* _What you have to do_
Quote the records below in full, exactly as given, with the images taken out.
— Begin —
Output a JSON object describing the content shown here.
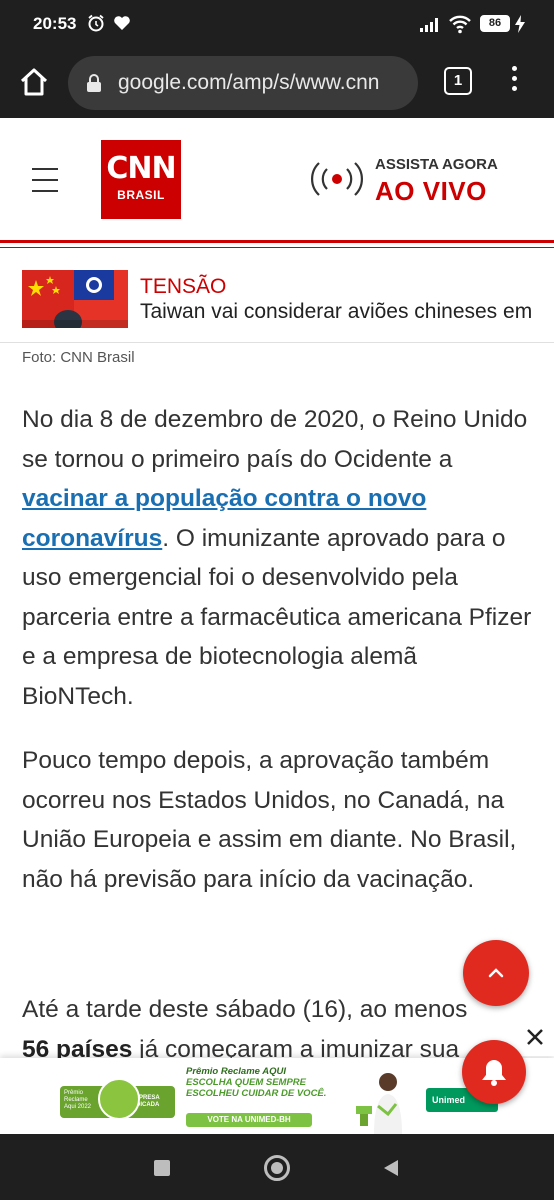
{
  "status_bar": {
    "time": "20:53",
    "battery": "86",
    "icons": [
      "alarm-icon",
      "heart-icon",
      "signal-icon",
      "wifi-icon",
      "battery-icon",
      "charging-icon"
    ]
  },
  "browser": {
    "url": "google.com/amp/s/www.cnn",
    "tab_count": "1",
    "icons": [
      "home-icon",
      "lock-icon",
      "menu-icon"
    ]
  },
  "site_header": {
    "logo_cnn": "CNN",
    "logo_brasil": "BRASIL",
    "live_top": "ASSISTA AGORA",
    "live_bottom": "AO VIVO",
    "brand_color": "#cc0000"
  },
  "teaser": {
    "category": "TENSÃO",
    "title": "Taiwan vai considerar aviões chineses em"
  },
  "photo_caption": "Foto: CNN Brasil",
  "article": {
    "p1_before": "No dia 8 de dezembro de 2020, o Reino Unido se tornou o primeiro país do Ocidente a ",
    "p1_link": "vacinar a população contra o novo coronavírus",
    "p1_after": ". O imunizante aprovado para o uso emergencial foi o desenvolvido pela parceria entre a farmacêutica americana Pfizer e a empresa de biotecnologia alemã BioNTech.",
    "p2": "Pouco tempo depois, a aprovação também ocorreu nos Estados Unidos, no Canadá, na União Europeia e assim em diante. No Brasil, não há previsão para início da vacinação.",
    "p3_line1": "Até a tarde deste sábado (16), ao menos",
    "p3_bold": "56 países",
    "p3_rest": " já começaram a imunizar sua"
  },
  "ad": {
    "badge_left": "Prêmio Reclame Aqui 2022",
    "badge_right": "EMPRESA INDICADA",
    "headline_1": "Prêmio Reclame AQUI",
    "headline_2": "ESCOLHA QUEM SEMPRE",
    "headline_3": "ESCOLHEU CUIDAR DE VOCÊ.",
    "cta": "VOTE NA UNIMED-BH",
    "brand": "Unimed"
  },
  "colors": {
    "accent": "#cc0000",
    "link": "#1a6fb3",
    "fab": "#e02a20",
    "ad_green": "#6aa32e"
  }
}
— End —
* _Full output_
Output a JSON object describing the content shown here.
{
  "status_bar": {
    "time": "20:53",
    "battery": "86",
    "icons": [
      "alarm-icon",
      "heart-icon",
      "signal-icon",
      "wifi-icon",
      "battery-icon",
      "charging-icon"
    ]
  },
  "browser": {
    "url": "google.com/amp/s/www.cnn",
    "tab_count": "1",
    "icons": [
      "home-icon",
      "lock-icon",
      "menu-icon"
    ]
  },
  "site_header": {
    "logo_cnn": "CNN",
    "logo_brasil": "BRASIL",
    "live_top": "ASSISTA AGORA",
    "live_bottom": "AO VIVO",
    "brand_color": "#cc0000"
  },
  "teaser": {
    "category": "TENSÃO",
    "title": "Taiwan vai considerar aviões chineses em"
  },
  "photo_caption": "Foto: CNN Brasil",
  "article": {
    "p1_before": "No dia 8 de dezembro de 2020, o Reino Unido se tornou o primeiro país do Ocidente a ",
    "p1_link": "vacinar a população contra o novo coronavírus",
    "p1_after": ". O imunizante aprovado para o uso emergencial foi o desenvolvido pela parceria entre a farmacêutica americana Pfizer e a empresa de biotecnologia alemã BioNTech.",
    "p2": "Pouco tempo depois, a aprovação também ocorreu nos Estados Unidos, no Canadá, na União Europeia e assim em diante. No Brasil, não há previsão para início da vacinação.",
    "p3_line1": "Até a tarde deste sábado (16), ao menos",
    "p3_bold": "56 países",
    "p3_rest": " já começaram a imunizar sua"
  },
  "ad": {
    "badge_left": "Prêmio Reclame Aqui 2022",
    "badge_right": "EMPRESA INDICADA",
    "headline_1": "Prêmio Reclame AQUI",
    "headline_2": "ESCOLHA QUEM SEMPRE",
    "headline_3": "ESCOLHEU CUIDAR DE VOCÊ.",
    "cta": "VOTE NA UNIMED-BH",
    "brand": "Unimed"
  },
  "colors": {
    "accent": "#cc0000",
    "link": "#1a6fb3",
    "fab": "#e02a20",
    "ad_green": "#6aa32e"
  }
}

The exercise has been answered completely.